╭─ RECORDS

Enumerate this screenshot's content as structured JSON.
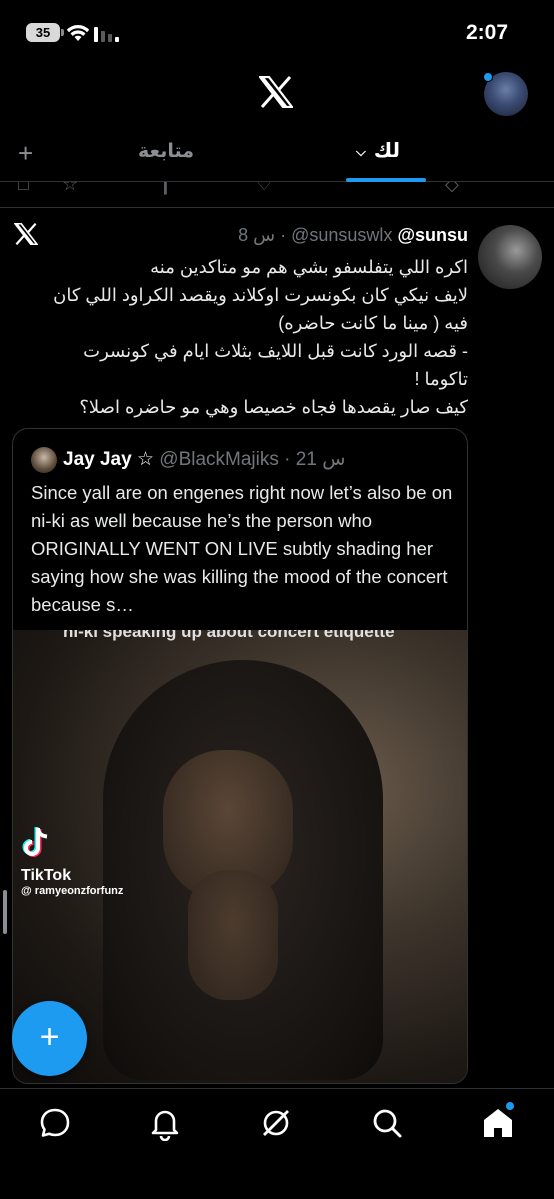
{
  "status_bar": {
    "battery": "35",
    "time": "2:07"
  },
  "header": {
    "logo": "x-logo"
  },
  "tabs": {
    "following": "متابعة",
    "for_you": "لك",
    "add": "+"
  },
  "tweet": {
    "handle": "@sunsu",
    "username": "@sunsuswlx",
    "time": "8 س",
    "body_lines": [
      "اكره اللي يتفلسفو بشي هم مو متاكدين منه",
      "لايف نيكي كان بكونسرت اوكلاند ويقصد الكراود اللي كان",
      "فيه ( مينا ما كانت حاضره)",
      "- قصه  الورد كانت قبل اللايف بثلاث ايام في كونسرت",
      "تاكوما !",
      "كيف صار يقصدها فجاه خصيصا وهي مو حاضره اصلا؟"
    ]
  },
  "quote": {
    "name": "Jay Jay ☆",
    "username": "@BlackMajiks",
    "time": "21 س",
    "text": "Since yall are on  engenes right now let’s also be on ni-ki as well because he’s the person who ORIGINALLY WENT ON LIVE subtly shading her saying how she was killing the mood of the concert because s…",
    "video_caption": "ni-ki speaking up about concert etiquette",
    "tiktok_label": "TikTok",
    "tiktok_user": "@ ramyeonzforfunz"
  },
  "fab": {
    "label": "+"
  },
  "colors": {
    "accent": "#1d9bf0",
    "background": "#000000",
    "muted": "#71767b"
  },
  "bottom_nav": [
    "messages-icon",
    "notifications-icon",
    "grok-icon",
    "search-icon",
    "home-icon"
  ]
}
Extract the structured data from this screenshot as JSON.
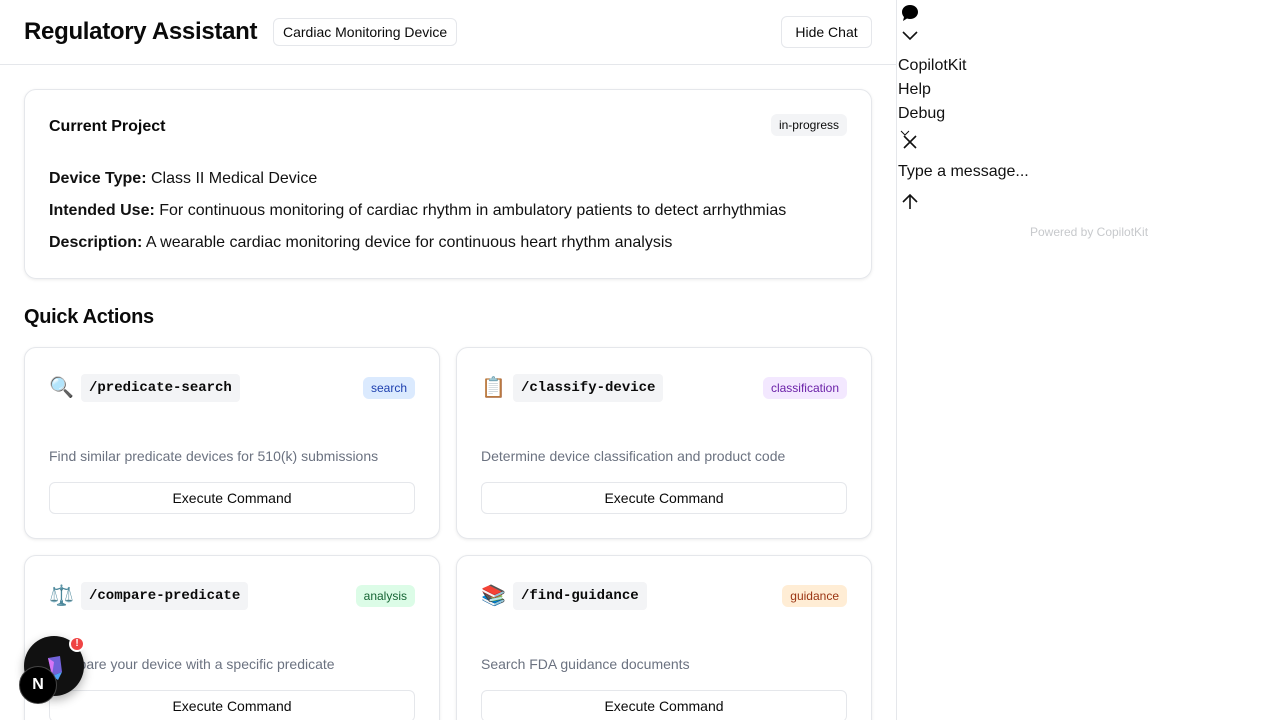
{
  "header": {
    "title": "Regulatory Assistant",
    "project_badge": "Cardiac Monitoring Device",
    "hide_chat": "Hide Chat"
  },
  "project": {
    "title": "Current Project",
    "status": "in-progress",
    "fields": [
      {
        "label": "Device Type:",
        "value": "Class II Medical Device"
      },
      {
        "label": "Intended Use:",
        "value": "For continuous monitoring of cardiac rhythm in ambulatory patients to detect arrhythmias"
      },
      {
        "label": "Description:",
        "value": "A wearable cardiac monitoring device for continuous heart rhythm analysis"
      }
    ]
  },
  "quick_actions": {
    "title": "Quick Actions",
    "commands": [
      {
        "emoji": "🔍",
        "command": "/predicate-search",
        "tag": "search",
        "description": "Find similar predicate devices for 510(k) submissions",
        "button": "Execute Command",
        "tag_bg": "#dbeafe",
        "tag_fg": "#1e40af"
      },
      {
        "emoji": "📋",
        "command": "/classify-device",
        "tag": "classification",
        "description": "Determine device classification and product code",
        "button": "Execute Command",
        "tag_bg": "#f3e8ff",
        "tag_fg": "#6b21a8"
      },
      {
        "emoji": "⚖️",
        "command": "/compare-predicate",
        "tag": "analysis",
        "description": "Compare your device with a specific predicate",
        "button": "Execute Command",
        "tag_bg": "#dcfce7",
        "tag_fg": "#166534"
      },
      {
        "emoji": "📚",
        "command": "/find-guidance",
        "tag": "guidance",
        "description": "Search FDA guidance documents",
        "button": "Execute Command",
        "tag_bg": "#ffedd5",
        "tag_fg": "#9a3412"
      }
    ]
  },
  "floating": {
    "notice": "!",
    "next_badge": "N"
  },
  "chat": {
    "menu": [
      "CopilotKit",
      "Help",
      "Debug"
    ],
    "input_placeholder": "Type a message...",
    "powered_by": "Powered by CopilotKit"
  }
}
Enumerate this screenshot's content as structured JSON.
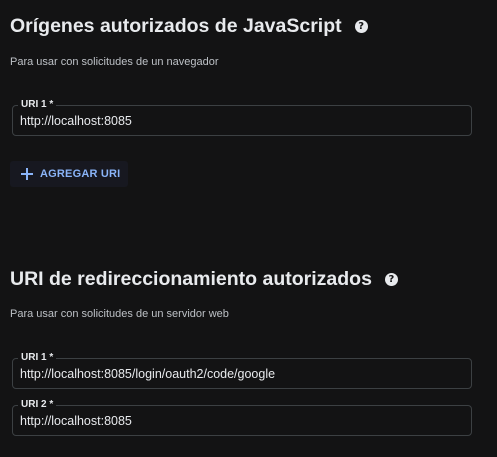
{
  "js_origins": {
    "title": "Orígenes autorizados de JavaScript",
    "subtitle": "Para usar con solicitudes de un navegador",
    "uris": [
      {
        "label": "URI 1 *",
        "value": "http://localhost:8085"
      }
    ],
    "add_button": {
      "label": "AGREGAR URI",
      "icon": "plus-icon"
    }
  },
  "redirect_uris": {
    "title": "URI de redireccionamiento autorizados",
    "subtitle": "Para usar con solicitudes de un servidor web",
    "uris": [
      {
        "label": "URI 1 *",
        "value": "http://localhost:8085/login/oauth2/code/google"
      },
      {
        "label": "URI 2 *",
        "value": "http://localhost:8085"
      }
    ]
  },
  "help_icon_glyph": "?",
  "colors": {
    "background": "#131314",
    "accent": "#8ab4f8",
    "border": "#3c4043",
    "text": "#e8eaed"
  }
}
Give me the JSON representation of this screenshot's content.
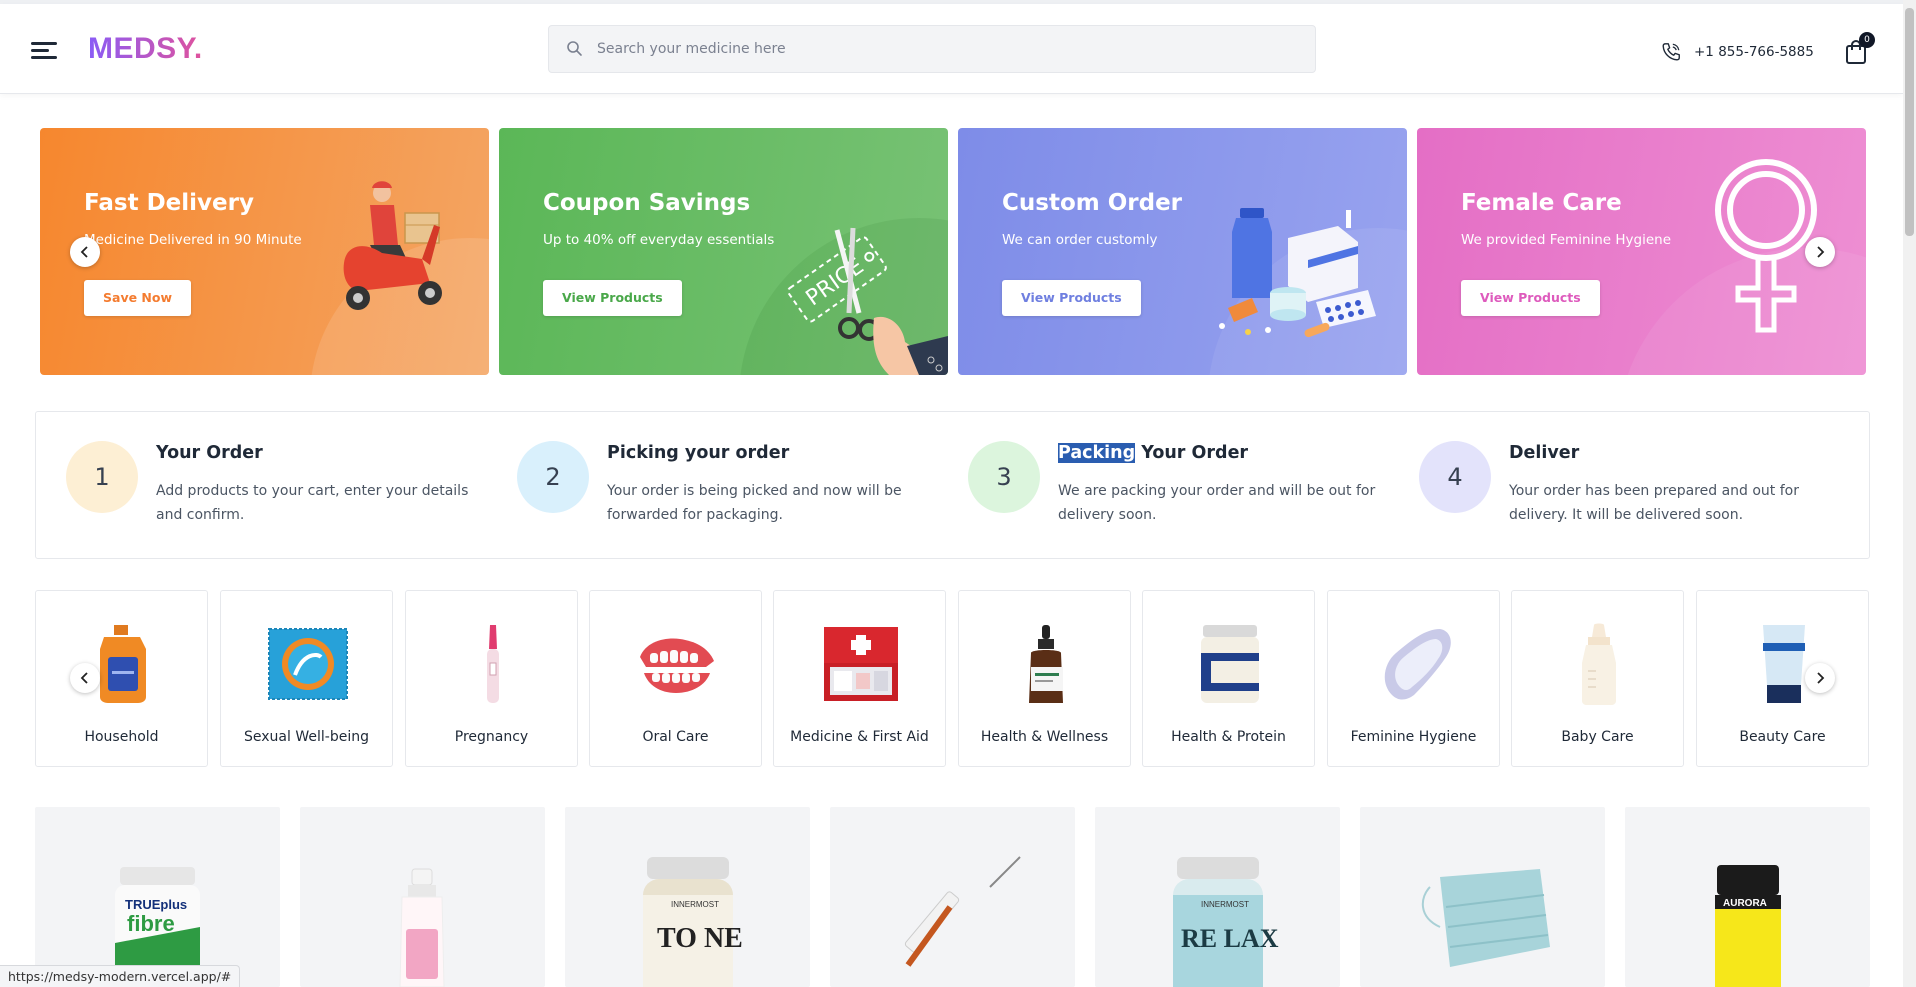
{
  "header": {
    "logo": "MEDSY.",
    "search_placeholder": "Search your medicine here",
    "phone": "+1 855-766-5885",
    "cart_count": "0"
  },
  "banners": [
    {
      "title": "Fast Delivery",
      "subtitle": "Medicine Delivered in 90 Minute",
      "button": "Save Now",
      "accent": "#f47c30"
    },
    {
      "title": "Coupon Savings",
      "subtitle": "Up to 40% off everyday essentials",
      "button": "View Products",
      "accent": "#4aa84a",
      "art_text": "PRICE"
    },
    {
      "title": "Custom Order",
      "subtitle": "We can order customly",
      "button": "View Products",
      "accent": "#6f7fe0"
    },
    {
      "title": "Female Care",
      "subtitle": "We provided Feminine Hygiene",
      "button": "View Products",
      "accent": "#de5bbd"
    }
  ],
  "steps": [
    {
      "number": "1",
      "title": "Your Order",
      "title_highlight": "",
      "description": "Add products to your cart, enter your details and confirm.",
      "color": "#fdefd4"
    },
    {
      "number": "2",
      "title": "Picking your order",
      "title_highlight": "",
      "description": "Your order is being picked and now will be forwarded for packaging.",
      "color": "#d9f0fc"
    },
    {
      "number": "3",
      "title": " Your Order",
      "title_highlight": "Packing",
      "description": "We are packing your order and will be out for delivery soon.",
      "color": "#dcf5dd"
    },
    {
      "number": "4",
      "title": "Deliver",
      "title_highlight": "",
      "description": "Your order has been prepared and out for delivery. It will be delivered soon.",
      "color": "#e3e3fb"
    }
  ],
  "categories": [
    {
      "label": "Household",
      "icon": "detergent-bottle-icon"
    },
    {
      "label": "Sexual Well-being",
      "icon": "condom-pack-icon"
    },
    {
      "label": "Pregnancy",
      "icon": "pregnancy-test-icon"
    },
    {
      "label": "Oral Care",
      "icon": "dentures-icon"
    },
    {
      "label": "Medicine & First Aid",
      "icon": "first-aid-kit-icon"
    },
    {
      "label": "Health & Wellness",
      "icon": "dropper-bottle-icon"
    },
    {
      "label": "Health & Protein",
      "icon": "protein-tub-icon"
    },
    {
      "label": "Feminine Hygiene",
      "icon": "sanitary-pad-icon"
    },
    {
      "label": "Baby Care",
      "icon": "baby-bottle-icon"
    },
    {
      "label": "Beauty Care",
      "icon": "cream-tube-icon"
    }
  ],
  "products": [
    {
      "icon": "fibre-supplement-bottle-icon",
      "label_top": "TRUEplus",
      "label_main": "fibre"
    },
    {
      "icon": "spray-bottle-icon",
      "label_main": ""
    },
    {
      "icon": "tone-capsule-jar-icon",
      "label_main": "TO NE",
      "brand": "INNERMOST"
    },
    {
      "icon": "syringe-icon",
      "label_main": ""
    },
    {
      "icon": "relax-capsule-jar-icon",
      "label_main": "RE LAX",
      "brand": "INNERMOST"
    },
    {
      "icon": "face-mask-icon",
      "label_main": ""
    },
    {
      "icon": "aurora-bottle-icon",
      "label_main": "AURORA"
    }
  ],
  "status_url": "https://medsy-modern.vercel.app/#"
}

╰─

▶ _TASK_
Write out every record above exactly as it stands, but leave out the pictures.

▶ _OUTPUT FOR THIS TASK_
Enumerate this screenshot's content as structured JSON.
{
  "status_bar": {
    "battery": "35",
    "time": "2:07"
  },
  "header": {
    "logo": "x-logo"
  },
  "tabs": {
    "following": "متابعة",
    "for_you": "لك",
    "add": "+"
  },
  "tweet": {
    "handle": "@sunsu",
    "username": "@sunsuswlx",
    "time": "8 س",
    "body_lines": [
      "اكره اللي يتفلسفو بشي هم مو متاكدين منه",
      "لايف نيكي كان بكونسرت اوكلاند ويقصد الكراود اللي كان",
      "فيه ( مينا ما كانت حاضره)",
      "- قصه  الورد كانت قبل اللايف بثلاث ايام في كونسرت",
      "تاكوما !",
      "كيف صار يقصدها فجاه خصيصا وهي مو حاضره اصلا؟"
    ]
  },
  "quote": {
    "name": "Jay Jay ☆",
    "username": "@BlackMajiks",
    "time": "21 س",
    "text": "Since yall are on  engenes right now let’s also be on ni-ki as well because he’s the person who ORIGINALLY WENT ON LIVE subtly shading her saying how she was killing the mood of the concert because s…",
    "video_caption": "ni-ki speaking up about concert etiquette",
    "tiktok_label": "TikTok",
    "tiktok_user": "@ ramyeonzforfunz"
  },
  "fab": {
    "label": "+"
  },
  "colors": {
    "accent": "#1d9bf0",
    "background": "#000000",
    "muted": "#71767b"
  },
  "bottom_nav": [
    "messages-icon",
    "notifications-icon",
    "grok-icon",
    "search-icon",
    "home-icon"
  ]
}
Extract the structured data from this screenshot as JSON.
{
  "header": {
    "title": "Regulatory Assistant",
    "project_badge": "Cardiac Monitoring Device",
    "hide_chat": "Hide Chat"
  },
  "project": {
    "title": "Current Project",
    "status": "in-progress",
    "fields": [
      {
        "label": "Device Type:",
        "value": "Class II Medical Device"
      },
      {
        "label": "Intended Use:",
        "value": "For continuous monitoring of cardiac rhythm in ambulatory patients to detect arrhythmias"
      },
      {
        "label": "Description:",
        "value": "A wearable cardiac monitoring device for continuous heart rhythm analysis"
      }
    ]
  },
  "quick_actions": {
    "title": "Quick Actions",
    "commands": [
      {
        "emoji": "🔍",
        "command": "/predicate-search",
        "tag": "search",
        "description": "Find similar predicate devices for 510(k) submissions",
        "button": "Execute Command",
        "tag_bg": "#dbeafe",
        "tag_fg": "#1e40af"
      },
      {
        "emoji": "📋",
        "command": "/classify-device",
        "tag": "classification",
        "description": "Determine device classification and product code",
        "button": "Execute Command",
        "tag_bg": "#f3e8ff",
        "tag_fg": "#6b21a8"
      },
      {
        "emoji": "⚖️",
        "command": "/compare-predicate",
        "tag": "analysis",
        "description": "Compare your device with a specific predicate",
        "button": "Execute Command",
        "tag_bg": "#dcfce7",
        "tag_fg": "#166534"
      },
      {
        "emoji": "📚",
        "command": "/find-guidance",
        "tag": "guidance",
        "description": "Search FDA guidance documents",
        "button": "Execute Command",
        "tag_bg": "#ffedd5",
        "tag_fg": "#9a3412"
      }
    ]
  },
  "floating": {
    "notice": "!",
    "next_badge": "N"
  },
  "chat": {
    "menu": [
      "CopilotKit",
      "Help",
      "Debug"
    ],
    "input_placeholder": "Type a message...",
    "powered_by": "Powered by CopilotKit"
  }
}
Enumerate this screenshot's content as structured JSON.
{
  "js_origins": {
    "title": "Orígenes autorizados de JavaScript",
    "subtitle": "Para usar con solicitudes de un navegador",
    "uris": [
      {
        "label": "URI 1 *",
        "value": "http://localhost:8085"
      }
    ],
    "add_button": {
      "label": "AGREGAR URI",
      "icon": "plus-icon"
    }
  },
  "redirect_uris": {
    "title": "URI de redireccionamiento autorizados",
    "subtitle": "Para usar con solicitudes de un servidor web",
    "uris": [
      {
        "label": "URI 1 *",
        "value": "http://localhost:8085/login/oauth2/code/google"
      },
      {
        "label": "URI 2 *",
        "value": "http://localhost:8085"
      }
    ]
  },
  "help_icon_glyph": "?",
  "colors": {
    "background": "#131314",
    "accent": "#8ab4f8",
    "border": "#3c4043",
    "text": "#e8eaed"
  }
}
Give me the JSON representation of this screenshot's content.
{
  "header": {
    "logo": "MEDSY.",
    "search_placeholder": "Search your medicine here",
    "phone": "+1 855-766-5885",
    "cart_count": "0"
  },
  "banners": [
    {
      "title": "Fast Delivery",
      "subtitle": "Medicine Delivered in 90 Minute",
      "button": "Save Now",
      "accent": "#f47c30"
    },
    {
      "title": "Coupon Savings",
      "subtitle": "Up to 40% off everyday essentials",
      "button": "View Products",
      "accent": "#4aa84a",
      "art_text": "PRICE"
    },
    {
      "title": "Custom Order",
      "subtitle": "We can order customly",
      "button": "View Products",
      "accent": "#6f7fe0"
    },
    {
      "title": "Female Care",
      "subtitle": "We provided Feminine Hygiene",
      "button": "View Products",
      "accent": "#de5bbd"
    }
  ],
  "steps": [
    {
      "number": "1",
      "title": "Your Order",
      "title_highlight": "",
      "description": "Add products to your cart, enter your details and confirm.",
      "color": "#fdefd4"
    },
    {
      "number": "2",
      "title": "Picking your order",
      "title_highlight": "",
      "description": "Your order is being picked and now will be forwarded for packaging.",
      "color": "#d9f0fc"
    },
    {
      "number": "3",
      "title": " Your Order",
      "title_highlight": "Packing",
      "description": "We are packing your order and will be out for delivery soon.",
      "color": "#dcf5dd"
    },
    {
      "number": "4",
      "title": "Deliver",
      "title_highlight": "",
      "description": "Your order has been prepared and out for delivery. It will be delivered soon.",
      "color": "#e3e3fb"
    }
  ],
  "categories": [
    {
      "label": "Household",
      "icon": "detergent-bottle-icon"
    },
    {
      "label": "Sexual Well-being",
      "icon": "condom-pack-icon"
    },
    {
      "label": "Pregnancy",
      "icon": "pregnancy-test-icon"
    },
    {
      "label": "Oral Care",
      "icon": "dentures-icon"
    },
    {
      "label": "Medicine & First Aid",
      "icon": "first-aid-kit-icon"
    },
    {
      "label": "Health & Wellness",
      "icon": "dropper-bottle-icon"
    },
    {
      "label": "Health & Protein",
      "icon": "protein-tub-icon"
    },
    {
      "label": "Feminine Hygiene",
      "icon": "sanitary-pad-icon"
    },
    {
      "label": "Baby Care",
      "icon": "baby-bottle-icon"
    },
    {
      "label": "Beauty Care",
      "icon": "cream-tube-icon"
    }
  ],
  "products": [
    {
      "icon": "fibre-supplement-bottle-icon",
      "label_top": "TRUEplus",
      "label_main": "fibre"
    },
    {
      "icon": "spray-bottle-icon",
      "label_main": ""
    },
    {
      "icon": "tone-capsule-jar-icon",
      "label_main": "TO NE",
      "brand": "INNERMOST"
    },
    {
      "icon": "syringe-icon",
      "label_main": ""
    },
    {
      "icon": "relax-capsule-jar-icon",
      "label_main": "RE LAX",
      "brand": "INNERMOST"
    },
    {
      "icon": "face-mask-icon",
      "label_main": ""
    },
    {
      "icon": "aurora-bottle-icon",
      "label_main": "AURORA"
    }
  ],
  "status_url": "https://medsy-modern.vercel.app/#"
}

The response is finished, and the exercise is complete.